Task description
Arrange every line of the records below as a Markdown table with two columns, No. and Entry, numbering the rows in order and omitting blank lines.

## START

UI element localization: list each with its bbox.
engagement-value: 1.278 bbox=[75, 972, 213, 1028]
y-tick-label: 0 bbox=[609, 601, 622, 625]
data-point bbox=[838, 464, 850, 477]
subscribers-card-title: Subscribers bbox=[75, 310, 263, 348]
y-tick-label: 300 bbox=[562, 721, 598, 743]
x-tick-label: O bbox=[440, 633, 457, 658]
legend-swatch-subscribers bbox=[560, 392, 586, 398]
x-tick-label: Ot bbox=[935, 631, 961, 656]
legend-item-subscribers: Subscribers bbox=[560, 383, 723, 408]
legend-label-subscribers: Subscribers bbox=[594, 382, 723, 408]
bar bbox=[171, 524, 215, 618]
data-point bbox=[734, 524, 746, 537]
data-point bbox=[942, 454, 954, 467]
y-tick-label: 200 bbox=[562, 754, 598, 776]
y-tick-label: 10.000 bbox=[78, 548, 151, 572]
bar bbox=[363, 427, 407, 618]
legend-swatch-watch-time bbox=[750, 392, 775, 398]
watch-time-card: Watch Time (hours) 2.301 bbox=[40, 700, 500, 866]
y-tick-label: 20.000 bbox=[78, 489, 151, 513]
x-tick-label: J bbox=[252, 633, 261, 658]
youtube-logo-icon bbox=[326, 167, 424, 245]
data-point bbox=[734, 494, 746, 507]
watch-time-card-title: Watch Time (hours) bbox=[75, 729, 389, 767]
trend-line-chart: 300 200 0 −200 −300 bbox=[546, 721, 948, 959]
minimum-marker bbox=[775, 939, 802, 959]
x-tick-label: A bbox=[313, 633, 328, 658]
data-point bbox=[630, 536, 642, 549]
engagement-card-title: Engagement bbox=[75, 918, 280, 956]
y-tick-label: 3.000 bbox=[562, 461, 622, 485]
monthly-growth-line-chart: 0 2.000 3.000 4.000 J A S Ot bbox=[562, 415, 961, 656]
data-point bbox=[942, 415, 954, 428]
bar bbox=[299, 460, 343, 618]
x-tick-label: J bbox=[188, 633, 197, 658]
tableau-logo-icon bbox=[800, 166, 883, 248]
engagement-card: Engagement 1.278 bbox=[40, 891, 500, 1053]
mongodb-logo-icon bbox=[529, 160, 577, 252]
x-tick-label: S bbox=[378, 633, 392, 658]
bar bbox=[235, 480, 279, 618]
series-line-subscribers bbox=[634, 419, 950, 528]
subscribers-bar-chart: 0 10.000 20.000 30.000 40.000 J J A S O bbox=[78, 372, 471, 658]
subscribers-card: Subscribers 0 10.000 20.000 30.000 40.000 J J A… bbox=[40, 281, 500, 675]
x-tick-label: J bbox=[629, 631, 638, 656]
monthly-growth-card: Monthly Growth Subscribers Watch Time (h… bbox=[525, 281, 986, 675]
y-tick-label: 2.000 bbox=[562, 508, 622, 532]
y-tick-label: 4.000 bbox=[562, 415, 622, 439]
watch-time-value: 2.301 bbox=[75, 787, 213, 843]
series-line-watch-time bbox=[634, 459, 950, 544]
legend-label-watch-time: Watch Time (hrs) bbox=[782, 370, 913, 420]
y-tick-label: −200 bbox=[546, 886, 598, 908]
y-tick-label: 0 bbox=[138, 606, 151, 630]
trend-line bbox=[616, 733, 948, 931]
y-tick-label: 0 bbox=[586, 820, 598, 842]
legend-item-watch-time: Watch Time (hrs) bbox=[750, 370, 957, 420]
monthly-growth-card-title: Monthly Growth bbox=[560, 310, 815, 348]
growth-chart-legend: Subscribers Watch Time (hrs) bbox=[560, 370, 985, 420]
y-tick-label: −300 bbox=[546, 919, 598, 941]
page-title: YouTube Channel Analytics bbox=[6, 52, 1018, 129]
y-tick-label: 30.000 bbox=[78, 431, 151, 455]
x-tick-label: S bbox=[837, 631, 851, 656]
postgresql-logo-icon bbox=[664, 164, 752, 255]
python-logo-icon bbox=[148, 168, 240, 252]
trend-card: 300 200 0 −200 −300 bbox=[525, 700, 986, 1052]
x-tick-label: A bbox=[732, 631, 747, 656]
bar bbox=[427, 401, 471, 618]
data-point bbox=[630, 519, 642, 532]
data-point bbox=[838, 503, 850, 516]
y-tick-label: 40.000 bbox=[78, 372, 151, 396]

## END

Solution to this task
| No. | Entry |
|---|---|
| 1 | UI element localization: list each with its bbox. |
| 2 | engagement-value: 1.278 bbox=[75, 972, 213, 1028] |
| 3 | y-tick-label: 0 bbox=[609, 601, 622, 625] |
| 4 | data-point bbox=[838, 464, 850, 477] |
| 5 | subscribers-card-title: Subscribers bbox=[75, 310, 263, 348] |
| 6 | y-tick-label: 300 bbox=[562, 721, 598, 743] |
| 7 | x-tick-label: O bbox=[440, 633, 457, 658] |
| 8 | legend-swatch-subscribers bbox=[560, 392, 586, 398] |
| 9 | x-tick-label: Ot bbox=[935, 631, 961, 656] |
| 10 | legend-item-subscribers: Subscribers bbox=[560, 383, 723, 408] |
| 11 | legend-label-subscribers: Subscribers bbox=[594, 382, 723, 408] |
| 12 | bar bbox=[171, 524, 215, 618] |
| 13 | data-point bbox=[734, 524, 746, 537] |
| 14 | data-point bbox=[942, 454, 954, 467] |
| 15 | y-tick-label: 200 bbox=[562, 754, 598, 776] |
| 16 | y-tick-label: 10.000 bbox=[78, 548, 151, 572] |
| 17 | bar bbox=[363, 427, 407, 618] |
| 18 | legend-swatch-watch-time bbox=[750, 392, 775, 398] |
| 19 | watch-time-card: Watch Time (hours) 2.301 bbox=[40, 700, 500, 866] |
| 20 | y-tick-label: 20.000 bbox=[78, 489, 151, 513] |
| 21 | x-tick-label: J bbox=[252, 633, 261, 658] |
| 22 | youtube-logo-icon bbox=[326, 167, 424, 245] |
| 23 | data-point bbox=[734, 494, 746, 507] |
| 24 | watch-time-card-title: Watch Time (hours) bbox=[75, 729, 389, 767] |
| 25 | trend-line-chart: 300 200 0 −200 −300 bbox=[546, 721, 948, 959] |
| 26 | minimum-marker bbox=[775, 939, 802, 959] |
| 27 | x-tick-label: A bbox=[313, 633, 328, 658] |
| 28 | data-point bbox=[630, 536, 642, 549] |
| 29 | engagement-card-title: Engagement bbox=[75, 918, 280, 956] |
| 30 | y-tick-label: 3.000 bbox=[562, 461, 622, 485] |
| 31 | monthly-growth-line-chart: 0 2.000 3.000 4.000 J A S Ot bbox=[562, 415, 961, 656] |
| 32 | data-point bbox=[942, 415, 954, 428] |
| 33 | bar bbox=[299, 460, 343, 618] |
| 34 | x-tick-label: J bbox=[188, 633, 197, 658] |
| 35 | tableau-logo-icon bbox=[800, 166, 883, 248] |
| 36 | engagement-card: Engagement 1.278 bbox=[40, 891, 500, 1053] |
| 37 | mongodb-logo-icon bbox=[529, 160, 577, 252] |
| 38 | x-tick-label: S bbox=[378, 633, 392, 658] |
| 39 | bar bbox=[235, 480, 279, 618] |
| 40 | series-line-subscribers bbox=[634, 419, 950, 528] |
| 41 | subscribers-bar-chart: 0 10.000 20.000 30.000 40.000 J J A S O bbox=[78, 372, 471, 658] |
| 42 | subscribers-card: Subscribers 0 10.000 20.000 30.000 40.000 J J A… bbox=[40, 281, 500, 675] |
| 43 | x-tick-label: J bbox=[629, 631, 638, 656] |
| 44 | monthly-growth-card: Monthly Growth Subscribers Watch Time (h… bbox=[525, 281, 986, 675] |
| 45 | y-tick-label: 2.000 bbox=[562, 508, 622, 532] |
| 46 | y-tick-label: 4.000 bbox=[562, 415, 622, 439] |
| 47 | watch-time-value: 2.301 bbox=[75, 787, 213, 843] |
| 48 | series-line-watch-time bbox=[634, 459, 950, 544] |
| 49 | legend-label-watch-time: Watch Time (hrs) bbox=[782, 370, 913, 420] |
| 50 | y-tick-label: −200 bbox=[546, 886, 598, 908] |
| 51 | y-tick-label: 0 bbox=[138, 606, 151, 630] |
| 52 | trend-line bbox=[616, 733, 948, 931] |
| 53 | y-tick-label: 0 bbox=[586, 820, 598, 842] |
| 54 | legend-item-watch-time: Watch Time (hrs) bbox=[750, 370, 957, 420] |
| 55 | monthly-growth-card-title: Monthly Growth bbox=[560, 310, 815, 348] |
| 56 | growth-chart-legend: Subscribers Watch Time (hrs) bbox=[560, 370, 985, 420] |
| 57 | y-tick-label: −300 bbox=[546, 919, 598, 941] |
| 58 | page-title: YouTube Channel Analytics bbox=[6, 52, 1018, 129] |
| 59 | y-tick-label: 30.000 bbox=[78, 431, 151, 455] |
| 60 | x-tick-label: S bbox=[837, 631, 851, 656] |
| 61 | postgresql-logo-icon bbox=[664, 164, 752, 255] |
| 62 | python-logo-icon bbox=[148, 168, 240, 252] |
| 63 | trend-card: 300 200 0 −200 −300 bbox=[525, 700, 986, 1052] |
| 64 | x-tick-label: A bbox=[732, 631, 747, 656] |
| 65 | bar bbox=[427, 401, 471, 618] |
| 66 | data-point bbox=[630, 519, 642, 532] |
| 67 | data-point bbox=[838, 503, 850, 516] |
| 68 | y-tick-label: 40.000 bbox=[78, 372, 151, 396] |